=== EXERCISE MATERIAL ===
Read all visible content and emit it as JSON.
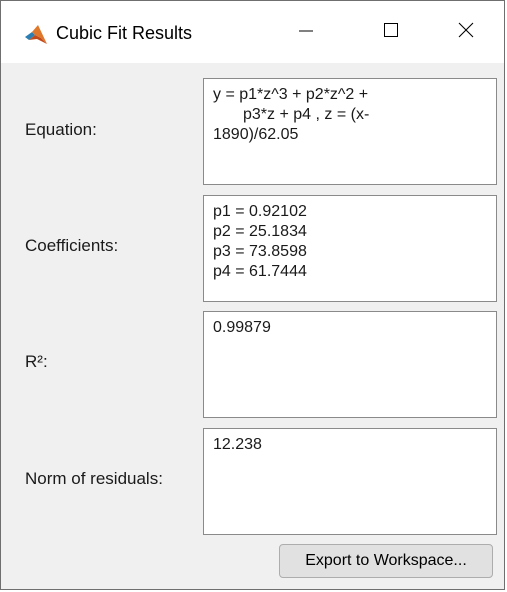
{
  "window": {
    "title": "Cubic Fit Results",
    "app_icon": "matlab-membrane-icon"
  },
  "controls": {
    "minimize_icon": "minimize-icon",
    "maximize_icon": "maximize-icon",
    "close_icon": "close-icon"
  },
  "equation": {
    "label": "Equation:",
    "lines": [
      "y = p1*z^3 + p2*z^2 +",
      "p3*z + p4 , z = (x-",
      "1890)/62.05"
    ]
  },
  "coefficients": {
    "label": "Coefficients:",
    "lines": [
      "p1 = 0.92102",
      "p2 = 25.1834",
      "p3 = 73.8598",
      "p4 = 61.7444"
    ]
  },
  "r_squared": {
    "label": "R²:",
    "value": "0.99879"
  },
  "norm_residuals": {
    "label": "Norm of residuals:",
    "value": "12.238"
  },
  "export_button": {
    "label": "Export to Workspace..."
  },
  "colors": {
    "window_bg": "#f0f0f0",
    "titlebar_bg": "#ffffff",
    "field_bg": "#ffffff",
    "field_border": "#8a8a8a",
    "button_bg": "#e1e1e1"
  }
}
===
(THE EXERCISE) Find the lines above holding the word "icon" and show them.

(WRITTEN SOLUTION)
    "app_icon": "matlab-membrane-icon"
    "minimize_icon": "minimize-icon",
    "maximize_icon": "maximize-icon",
    "close_icon": "close-icon"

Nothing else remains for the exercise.